__Task__:
Please transcribe the records precisely; pictures stay out of your copy.

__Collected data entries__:
========================
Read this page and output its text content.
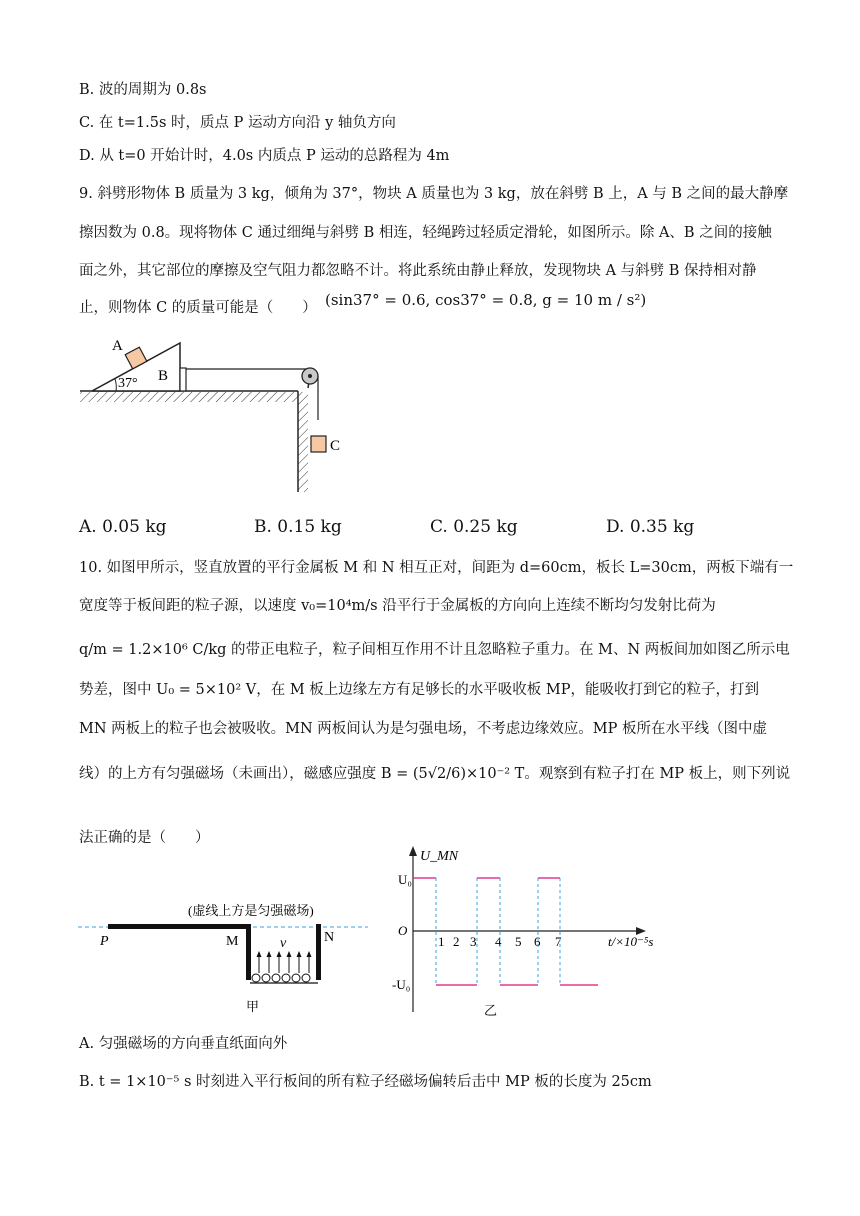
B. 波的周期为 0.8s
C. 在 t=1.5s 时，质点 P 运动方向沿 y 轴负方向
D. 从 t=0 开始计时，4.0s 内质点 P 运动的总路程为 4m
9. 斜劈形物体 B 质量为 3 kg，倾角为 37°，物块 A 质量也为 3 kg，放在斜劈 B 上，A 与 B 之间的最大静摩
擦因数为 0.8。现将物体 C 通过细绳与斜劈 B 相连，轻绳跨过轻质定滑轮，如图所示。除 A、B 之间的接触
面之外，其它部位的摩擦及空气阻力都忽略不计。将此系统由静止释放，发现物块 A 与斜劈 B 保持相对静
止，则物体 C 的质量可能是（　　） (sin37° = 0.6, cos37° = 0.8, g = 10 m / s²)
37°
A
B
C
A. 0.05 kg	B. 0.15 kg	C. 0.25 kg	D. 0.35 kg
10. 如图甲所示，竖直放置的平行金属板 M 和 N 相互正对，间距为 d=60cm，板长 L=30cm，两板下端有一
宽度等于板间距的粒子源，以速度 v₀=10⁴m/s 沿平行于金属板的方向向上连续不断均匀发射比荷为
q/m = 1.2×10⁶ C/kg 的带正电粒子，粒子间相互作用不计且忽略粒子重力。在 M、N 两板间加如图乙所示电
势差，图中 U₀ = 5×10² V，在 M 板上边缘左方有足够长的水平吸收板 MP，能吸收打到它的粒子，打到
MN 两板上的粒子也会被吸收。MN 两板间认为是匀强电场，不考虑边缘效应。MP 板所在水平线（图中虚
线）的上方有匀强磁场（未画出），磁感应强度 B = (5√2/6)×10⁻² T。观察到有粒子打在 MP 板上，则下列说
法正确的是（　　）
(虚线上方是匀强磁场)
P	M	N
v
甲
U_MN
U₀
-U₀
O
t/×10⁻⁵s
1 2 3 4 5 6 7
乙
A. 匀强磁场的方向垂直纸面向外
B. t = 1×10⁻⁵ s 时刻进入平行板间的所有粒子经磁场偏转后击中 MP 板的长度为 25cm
========================
__The answer__:
Read this page and output its text content.
B. 波的周期为 0.8s
C. 在 t=1.5s 时，质点 P 运动方向沿 y 轴负方向
D. 从 t=0 开始计时，4.0s 内质点 P 运动的总路程为 4m
9. 斜劈形物体 B 质量为 3 kg，倾角为 37°，物块 A 质量也为 3 kg，放在斜劈 B 上，A 与 B 之间的最大静摩
擦因数为 0.8。现将物体 C 通过细绳与斜劈 B 相连，轻绳跨过轻质定滑轮，如图所示。除 A、B 之间的接触
面之外，其它部位的摩擦及空气阻力都忽略不计。将此系统由静止释放，发现物块 A 与斜劈 B 保持相对静
止，则物体 C 的质量可能是（　　） (sin37° = 0.6, cos37° = 0.8, g = 10 m / s²)
37°
A
B
C
A. 0.05 kg	B. 0.15 kg	C. 0.25 kg	D. 0.35 kg
10. 如图甲所示，竖直放置的平行金属板 M 和 N 相互正对，间距为 d=60cm，板长 L=30cm，两板下端有一
宽度等于板间距的粒子源，以速度 v₀=10⁴m/s 沿平行于金属板的方向向上连续不断均匀发射比荷为
q/m = 1.2×10⁶ C/kg 的带正电粒子，粒子间相互作用不计且忽略粒子重力。在 M、N 两板间加如图乙所示电
势差，图中 U₀ = 5×10² V，在 M 板上边缘左方有足够长的水平吸收板 MP，能吸收打到它的粒子，打到
MN 两板上的粒子也会被吸收。MN 两板间认为是匀强电场，不考虑边缘效应。MP 板所在水平线（图中虚
线）的上方有匀强磁场（未画出），磁感应强度 B = (5√2/6)×10⁻² T。观察到有粒子打在 MP 板上，则下列说
法正确的是（　　）
(虚线上方是匀强磁场)
P	M	N
v
甲
U_MN
U₀
-U₀
O
t/×10⁻⁵s
1 2 3 4 5 6 7
乙
A. 匀强磁场的方向垂直纸面向外
B. t = 1×10⁻⁵ s 时刻进入平行板间的所有粒子经磁场偏转后击中 MP 板的长度为 25cm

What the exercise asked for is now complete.